- WHAT TO WORK ON: Write the material out again in full, exactly.

- Saved entries:
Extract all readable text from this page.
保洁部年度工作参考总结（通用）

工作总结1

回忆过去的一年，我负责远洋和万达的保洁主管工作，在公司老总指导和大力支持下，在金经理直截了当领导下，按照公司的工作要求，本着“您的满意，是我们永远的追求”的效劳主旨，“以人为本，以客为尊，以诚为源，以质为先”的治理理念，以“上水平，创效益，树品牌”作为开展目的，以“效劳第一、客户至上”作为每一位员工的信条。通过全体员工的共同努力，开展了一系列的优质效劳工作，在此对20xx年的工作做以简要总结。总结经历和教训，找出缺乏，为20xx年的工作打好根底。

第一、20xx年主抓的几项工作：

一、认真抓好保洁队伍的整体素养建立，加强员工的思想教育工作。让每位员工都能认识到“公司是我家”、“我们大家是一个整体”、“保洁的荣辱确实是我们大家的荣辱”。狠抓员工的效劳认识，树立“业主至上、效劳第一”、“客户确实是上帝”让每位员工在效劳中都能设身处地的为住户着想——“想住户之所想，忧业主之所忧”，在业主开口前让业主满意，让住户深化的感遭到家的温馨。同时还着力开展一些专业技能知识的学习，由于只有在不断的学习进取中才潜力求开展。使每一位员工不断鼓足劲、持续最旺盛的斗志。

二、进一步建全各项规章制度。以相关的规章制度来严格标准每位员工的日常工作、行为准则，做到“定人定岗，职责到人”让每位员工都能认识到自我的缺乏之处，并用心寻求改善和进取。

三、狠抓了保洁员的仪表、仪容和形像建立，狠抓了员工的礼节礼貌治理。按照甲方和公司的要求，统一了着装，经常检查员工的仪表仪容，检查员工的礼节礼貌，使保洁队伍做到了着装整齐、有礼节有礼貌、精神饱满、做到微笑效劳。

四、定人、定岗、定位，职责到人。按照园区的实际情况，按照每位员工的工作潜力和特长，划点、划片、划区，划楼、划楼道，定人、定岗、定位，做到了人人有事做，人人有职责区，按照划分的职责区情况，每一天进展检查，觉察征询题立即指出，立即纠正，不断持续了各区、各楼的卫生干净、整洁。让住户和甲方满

- COMPLETED TASK:
Extract all readable text from this page.
保洁部年度工作参考总结（通用）

工作总结1

回忆过去的一年，我负责远洋和万达的保洁主管工作，在公司老总指导和大力支持下，在金经理直截了当领导下，按照公司的工作要求，本着“您的满意，是我们永远的追求”的效劳主旨，“以人为本，以客为尊，以诚为源，以质为先”的治理理念，以“上水平，创效益，树品牌”作为开展目的，以“效劳第一、客户至上”作为每一位员工的信条。通过全体员工的共同努力，开展了一系列的优质效劳工作，在此对20xx年的工作做以简要总结。总结经历和教训，找出缺乏，为20xx年的工作打好根底。

第一、20xx年主抓的几项工作：

一、认真抓好保洁队伍的整体素养建立，加强员工的思想教育工作。让每位员工都能认识到“公司是我家”、“我们大家是一个整体”、“保洁的荣辱确实是我们大家的荣辱”。狠抓员工的效劳认识，树立“业主至上、效劳第一”、“客户确实是上帝”让每位员工在效劳中都能设身处地的为住户着想——“想住户之所想，忧业主之所忧”，在业主开口前让业主满意，让住户深化的感遭到家的温馨。同时还着力开展一些专业技能知识的学习，由于只有在不断的学习进取中才潜力求开展。使每一位员工不断鼓足劲、持续最旺盛的斗志。

二、进一步建全各项规章制度。以相关的规章制度来严格标准每位员工的日常工作、行为准则，做到“定人定岗，职责到人”让每位员工都能认识到自我的缺乏之处，并用心寻求改善和进取。

三、狠抓了保洁员的仪表、仪容和形像建立，狠抓了员工的礼节礼貌治理。按照甲方和公司的要求，统一了着装，经常检查员工的仪表仪容，检查员工的礼节礼貌，使保洁队伍做到了着装整齐、有礼节有礼貌、精神饱满、做到微笑效劳。

四、定人、定岗、定位，职责到人。按照园区的实际情况，按照每位员工的工作潜力和特长，划点、划片、划区，划楼、划楼道，定人、定岗、定位，做到了人人有事做，人人有职责区，按照划分的职责区情况，每一天进展检查，觉察征询题立即指出，立即纠正，不断持续了各区、各楼的卫生干净、整洁。让住户和甲方满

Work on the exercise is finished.